[Start Input]
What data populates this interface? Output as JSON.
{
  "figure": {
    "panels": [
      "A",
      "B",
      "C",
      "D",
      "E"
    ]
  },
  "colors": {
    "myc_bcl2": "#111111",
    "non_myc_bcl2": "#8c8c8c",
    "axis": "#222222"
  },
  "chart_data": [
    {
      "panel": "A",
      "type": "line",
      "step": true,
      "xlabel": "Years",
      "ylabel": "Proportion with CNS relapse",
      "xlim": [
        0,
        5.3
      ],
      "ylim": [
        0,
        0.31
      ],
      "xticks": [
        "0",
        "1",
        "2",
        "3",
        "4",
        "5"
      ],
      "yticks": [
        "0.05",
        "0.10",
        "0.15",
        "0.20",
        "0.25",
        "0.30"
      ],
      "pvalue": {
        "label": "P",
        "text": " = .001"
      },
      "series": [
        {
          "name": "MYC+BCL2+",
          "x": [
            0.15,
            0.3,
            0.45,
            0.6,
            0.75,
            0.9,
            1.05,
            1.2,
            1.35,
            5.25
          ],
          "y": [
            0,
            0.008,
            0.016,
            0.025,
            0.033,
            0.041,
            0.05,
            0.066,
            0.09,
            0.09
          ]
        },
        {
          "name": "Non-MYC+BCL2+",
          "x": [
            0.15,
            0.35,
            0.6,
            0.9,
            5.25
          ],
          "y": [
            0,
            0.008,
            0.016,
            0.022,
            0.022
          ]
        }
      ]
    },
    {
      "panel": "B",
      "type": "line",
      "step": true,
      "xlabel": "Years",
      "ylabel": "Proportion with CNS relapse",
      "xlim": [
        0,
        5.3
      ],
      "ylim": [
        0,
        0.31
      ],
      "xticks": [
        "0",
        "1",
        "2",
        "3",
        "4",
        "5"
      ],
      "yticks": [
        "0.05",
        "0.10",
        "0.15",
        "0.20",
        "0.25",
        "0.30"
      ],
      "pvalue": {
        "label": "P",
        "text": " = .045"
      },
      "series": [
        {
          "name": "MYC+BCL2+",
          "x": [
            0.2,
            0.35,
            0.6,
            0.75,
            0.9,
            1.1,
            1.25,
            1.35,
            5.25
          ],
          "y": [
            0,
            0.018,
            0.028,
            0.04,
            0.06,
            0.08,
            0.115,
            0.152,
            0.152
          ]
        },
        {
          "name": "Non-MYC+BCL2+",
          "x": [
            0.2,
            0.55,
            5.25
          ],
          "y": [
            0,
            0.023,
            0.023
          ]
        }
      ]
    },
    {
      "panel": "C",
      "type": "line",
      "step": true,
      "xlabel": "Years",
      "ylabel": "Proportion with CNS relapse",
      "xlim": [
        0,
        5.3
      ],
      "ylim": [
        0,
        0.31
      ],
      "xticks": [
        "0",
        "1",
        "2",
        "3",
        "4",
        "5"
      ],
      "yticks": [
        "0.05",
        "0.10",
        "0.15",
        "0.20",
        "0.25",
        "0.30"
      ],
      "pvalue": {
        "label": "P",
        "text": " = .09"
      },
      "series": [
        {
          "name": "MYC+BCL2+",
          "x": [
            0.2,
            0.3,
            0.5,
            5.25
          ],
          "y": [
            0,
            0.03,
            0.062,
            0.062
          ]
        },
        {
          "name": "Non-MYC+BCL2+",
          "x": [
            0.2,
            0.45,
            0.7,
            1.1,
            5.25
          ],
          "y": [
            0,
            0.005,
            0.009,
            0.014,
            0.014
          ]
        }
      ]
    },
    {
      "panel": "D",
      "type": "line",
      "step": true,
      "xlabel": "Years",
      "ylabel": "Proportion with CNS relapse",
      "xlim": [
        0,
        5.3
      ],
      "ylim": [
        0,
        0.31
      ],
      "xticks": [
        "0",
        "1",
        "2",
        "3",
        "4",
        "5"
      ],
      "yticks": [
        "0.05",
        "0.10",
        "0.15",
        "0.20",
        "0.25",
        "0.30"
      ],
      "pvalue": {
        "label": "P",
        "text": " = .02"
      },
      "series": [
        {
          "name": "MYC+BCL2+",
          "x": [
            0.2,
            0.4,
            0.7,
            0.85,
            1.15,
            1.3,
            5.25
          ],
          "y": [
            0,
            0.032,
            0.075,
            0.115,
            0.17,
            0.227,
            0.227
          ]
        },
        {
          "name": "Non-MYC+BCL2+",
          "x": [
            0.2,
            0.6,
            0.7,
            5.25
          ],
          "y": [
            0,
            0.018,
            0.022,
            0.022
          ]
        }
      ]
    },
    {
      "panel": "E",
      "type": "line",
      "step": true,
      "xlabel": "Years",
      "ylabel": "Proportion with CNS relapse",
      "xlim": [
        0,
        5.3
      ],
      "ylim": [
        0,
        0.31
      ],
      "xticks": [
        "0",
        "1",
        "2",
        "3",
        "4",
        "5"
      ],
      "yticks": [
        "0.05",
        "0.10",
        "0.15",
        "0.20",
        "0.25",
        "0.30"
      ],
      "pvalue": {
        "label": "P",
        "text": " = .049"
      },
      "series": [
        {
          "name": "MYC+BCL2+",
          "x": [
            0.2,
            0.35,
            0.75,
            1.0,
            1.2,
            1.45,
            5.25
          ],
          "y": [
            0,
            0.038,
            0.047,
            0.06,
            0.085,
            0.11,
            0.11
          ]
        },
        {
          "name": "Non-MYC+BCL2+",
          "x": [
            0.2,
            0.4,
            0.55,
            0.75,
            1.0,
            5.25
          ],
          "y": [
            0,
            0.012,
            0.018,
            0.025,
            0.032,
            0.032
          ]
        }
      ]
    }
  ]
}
[End Input]
- [Objective] Each record must be returned exactly as it is written.

- [Answer in full]
What data populates this interface? Output as JSON.
{
  "figure": {
    "panels": [
      "A",
      "B",
      "C",
      "D",
      "E"
    ]
  },
  "colors": {
    "myc_bcl2": "#111111",
    "non_myc_bcl2": "#8c8c8c",
    "axis": "#222222"
  },
  "chart_data": [
    {
      "panel": "A",
      "type": "line",
      "step": true,
      "xlabel": "Years",
      "ylabel": "Proportion with CNS relapse",
      "xlim": [
        0,
        5.3
      ],
      "ylim": [
        0,
        0.31
      ],
      "xticks": [
        "0",
        "1",
        "2",
        "3",
        "4",
        "5"
      ],
      "yticks": [
        "0.05",
        "0.10",
        "0.15",
        "0.20",
        "0.25",
        "0.30"
      ],
      "pvalue": {
        "label": "P",
        "text": " = .001"
      },
      "series": [
        {
          "name": "MYC+BCL2+",
          "x": [
            0.15,
            0.3,
            0.45,
            0.6,
            0.75,
            0.9,
            1.05,
            1.2,
            1.35,
            5.25
          ],
          "y": [
            0,
            0.008,
            0.016,
            0.025,
            0.033,
            0.041,
            0.05,
            0.066,
            0.09,
            0.09
          ]
        },
        {
          "name": "Non-MYC+BCL2+",
          "x": [
            0.15,
            0.35,
            0.6,
            0.9,
            5.25
          ],
          "y": [
            0,
            0.008,
            0.016,
            0.022,
            0.022
          ]
        }
      ]
    },
    {
      "panel": "B",
      "type": "line",
      "step": true,
      "xlabel": "Years",
      "ylabel": "Proportion with CNS relapse",
      "xlim": [
        0,
        5.3
      ],
      "ylim": [
        0,
        0.31
      ],
      "xticks": [
        "0",
        "1",
        "2",
        "3",
        "4",
        "5"
      ],
      "yticks": [
        "0.05",
        "0.10",
        "0.15",
        "0.20",
        "0.25",
        "0.30"
      ],
      "pvalue": {
        "label": "P",
        "text": " = .045"
      },
      "series": [
        {
          "name": "MYC+BCL2+",
          "x": [
            0.2,
            0.35,
            0.6,
            0.75,
            0.9,
            1.1,
            1.25,
            1.35,
            5.25
          ],
          "y": [
            0,
            0.018,
            0.028,
            0.04,
            0.06,
            0.08,
            0.115,
            0.152,
            0.152
          ]
        },
        {
          "name": "Non-MYC+BCL2+",
          "x": [
            0.2,
            0.55,
            5.25
          ],
          "y": [
            0,
            0.023,
            0.023
          ]
        }
      ]
    },
    {
      "panel": "C",
      "type": "line",
      "step": true,
      "xlabel": "Years",
      "ylabel": "Proportion with CNS relapse",
      "xlim": [
        0,
        5.3
      ],
      "ylim": [
        0,
        0.31
      ],
      "xticks": [
        "0",
        "1",
        "2",
        "3",
        "4",
        "5"
      ],
      "yticks": [
        "0.05",
        "0.10",
        "0.15",
        "0.20",
        "0.25",
        "0.30"
      ],
      "pvalue": {
        "label": "P",
        "text": " = .09"
      },
      "series": [
        {
          "name": "MYC+BCL2+",
          "x": [
            0.2,
            0.3,
            0.5,
            5.25
          ],
          "y": [
            0,
            0.03,
            0.062,
            0.062
          ]
        },
        {
          "name": "Non-MYC+BCL2+",
          "x": [
            0.2,
            0.45,
            0.7,
            1.1,
            5.25
          ],
          "y": [
            0,
            0.005,
            0.009,
            0.014,
            0.014
          ]
        }
      ]
    },
    {
      "panel": "D",
      "type": "line",
      "step": true,
      "xlabel": "Years",
      "ylabel": "Proportion with CNS relapse",
      "xlim": [
        0,
        5.3
      ],
      "ylim": [
        0,
        0.31
      ],
      "xticks": [
        "0",
        "1",
        "2",
        "3",
        "4",
        "5"
      ],
      "yticks": [
        "0.05",
        "0.10",
        "0.15",
        "0.20",
        "0.25",
        "0.30"
      ],
      "pvalue": {
        "label": "P",
        "text": " = .02"
      },
      "series": [
        {
          "name": "MYC+BCL2+",
          "x": [
            0.2,
            0.4,
            0.7,
            0.85,
            1.15,
            1.3,
            5.25
          ],
          "y": [
            0,
            0.032,
            0.075,
            0.115,
            0.17,
            0.227,
            0.227
          ]
        },
        {
          "name": "Non-MYC+BCL2+",
          "x": [
            0.2,
            0.6,
            0.7,
            5.25
          ],
          "y": [
            0,
            0.018,
            0.022,
            0.022
          ]
        }
      ]
    },
    {
      "panel": "E",
      "type": "line",
      "step": true,
      "xlabel": "Years",
      "ylabel": "Proportion with CNS relapse",
      "xlim": [
        0,
        5.3
      ],
      "ylim": [
        0,
        0.31
      ],
      "xticks": [
        "0",
        "1",
        "2",
        "3",
        "4",
        "5"
      ],
      "yticks": [
        "0.05",
        "0.10",
        "0.15",
        "0.20",
        "0.25",
        "0.30"
      ],
      "pvalue": {
        "label": "P",
        "text": " = .049"
      },
      "series": [
        {
          "name": "MYC+BCL2+",
          "x": [
            0.2,
            0.35,
            0.75,
            1.0,
            1.2,
            1.45,
            5.25
          ],
          "y": [
            0,
            0.038,
            0.047,
            0.06,
            0.085,
            0.11,
            0.11
          ]
        },
        {
          "name": "Non-MYC+BCL2+",
          "x": [
            0.2,
            0.4,
            0.55,
            0.75,
            1.0,
            5.25
          ],
          "y": [
            0,
            0.012,
            0.018,
            0.025,
            0.032,
            0.032
          ]
        }
      ]
    }
  ]
}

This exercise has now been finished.